→ Supplied information
## START
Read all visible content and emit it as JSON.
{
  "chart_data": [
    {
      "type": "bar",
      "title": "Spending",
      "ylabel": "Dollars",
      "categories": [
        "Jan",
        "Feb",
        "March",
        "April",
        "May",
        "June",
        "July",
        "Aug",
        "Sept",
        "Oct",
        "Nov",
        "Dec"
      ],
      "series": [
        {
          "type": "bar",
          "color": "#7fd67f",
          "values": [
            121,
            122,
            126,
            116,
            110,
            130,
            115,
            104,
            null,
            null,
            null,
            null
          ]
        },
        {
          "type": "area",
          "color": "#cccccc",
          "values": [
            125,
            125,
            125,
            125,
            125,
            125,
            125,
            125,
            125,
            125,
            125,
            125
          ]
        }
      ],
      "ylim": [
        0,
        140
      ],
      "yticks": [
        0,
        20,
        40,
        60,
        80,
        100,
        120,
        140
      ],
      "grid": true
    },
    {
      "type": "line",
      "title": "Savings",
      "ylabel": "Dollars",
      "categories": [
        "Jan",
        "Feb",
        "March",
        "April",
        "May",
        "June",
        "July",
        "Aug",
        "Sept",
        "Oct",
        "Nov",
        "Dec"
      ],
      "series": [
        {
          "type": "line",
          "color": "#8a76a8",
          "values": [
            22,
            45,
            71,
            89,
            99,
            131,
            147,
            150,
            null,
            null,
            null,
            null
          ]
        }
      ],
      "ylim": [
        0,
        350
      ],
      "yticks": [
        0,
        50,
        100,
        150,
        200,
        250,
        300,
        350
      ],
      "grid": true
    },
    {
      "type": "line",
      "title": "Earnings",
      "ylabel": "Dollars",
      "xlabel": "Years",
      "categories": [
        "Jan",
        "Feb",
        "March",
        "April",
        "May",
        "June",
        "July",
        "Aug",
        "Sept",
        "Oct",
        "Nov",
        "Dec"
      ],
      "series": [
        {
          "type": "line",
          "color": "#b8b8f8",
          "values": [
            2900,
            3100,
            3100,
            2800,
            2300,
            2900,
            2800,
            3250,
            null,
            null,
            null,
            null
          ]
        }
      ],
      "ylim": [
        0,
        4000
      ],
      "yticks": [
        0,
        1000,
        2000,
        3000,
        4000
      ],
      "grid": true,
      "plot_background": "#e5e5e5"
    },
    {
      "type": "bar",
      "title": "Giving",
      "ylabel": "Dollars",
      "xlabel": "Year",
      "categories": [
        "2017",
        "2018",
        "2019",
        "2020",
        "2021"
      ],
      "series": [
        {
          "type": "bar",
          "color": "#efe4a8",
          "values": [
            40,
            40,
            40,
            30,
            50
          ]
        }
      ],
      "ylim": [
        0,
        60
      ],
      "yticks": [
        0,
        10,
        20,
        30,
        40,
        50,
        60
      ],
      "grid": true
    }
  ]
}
## END
→ Exercise instructions
Extract all lines from the data in which "title" is found.

→ Task output
      "title": "Spending",
      "title": "Savings",
      "title": "Earnings",
      "title": "Giving",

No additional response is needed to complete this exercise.